▼

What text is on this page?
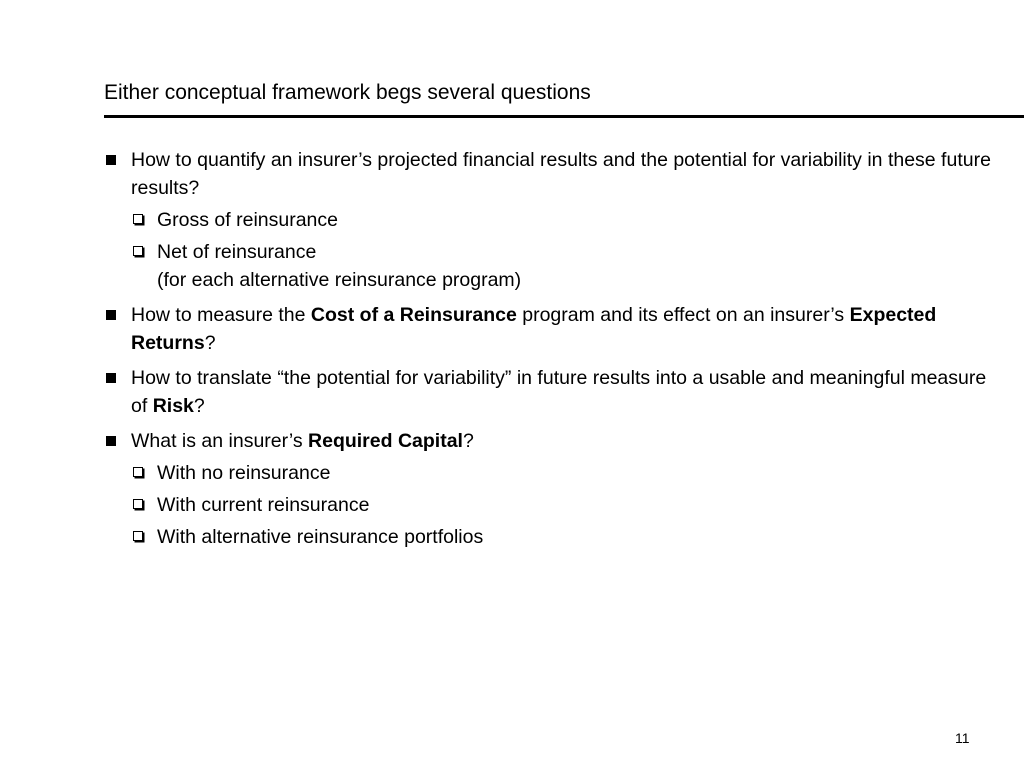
Either conceptual framework begs several questions
How to quantify an insurer’s projected financial results and the potential for variability in these future results?
Gross of reinsurance
Net of reinsurance
(for each alternative reinsurance program)
How to measure the Cost of a Reinsurance program and its effect on an insurer’s Expected Returns?
How to translate “the potential for variability” in future results into a usable and meaningful measure of Risk?
What is an insurer’s Required Capital?
With no reinsurance
With current reinsurance
With alternative reinsurance portfolios
11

▲

■ Task brief ■
Quote every record above exactly, leaving out any pictures.

■ Result of the task ■
What text is on this page?
Either conceptual framework begs several questions
How to quantify an insurer’s projected financial results and the potential for variability in these future results?
Gross of reinsurance
Net of reinsurance
(for each alternative reinsurance program)
How to measure the Cost of a Reinsurance program and its effect on an insurer’s Expected Returns?
How to translate “the potential for variability” in future results into a usable and meaningful measure of Risk?
What is an insurer’s Required Capital?
With no reinsurance
With current reinsurance
With alternative reinsurance portfolios
11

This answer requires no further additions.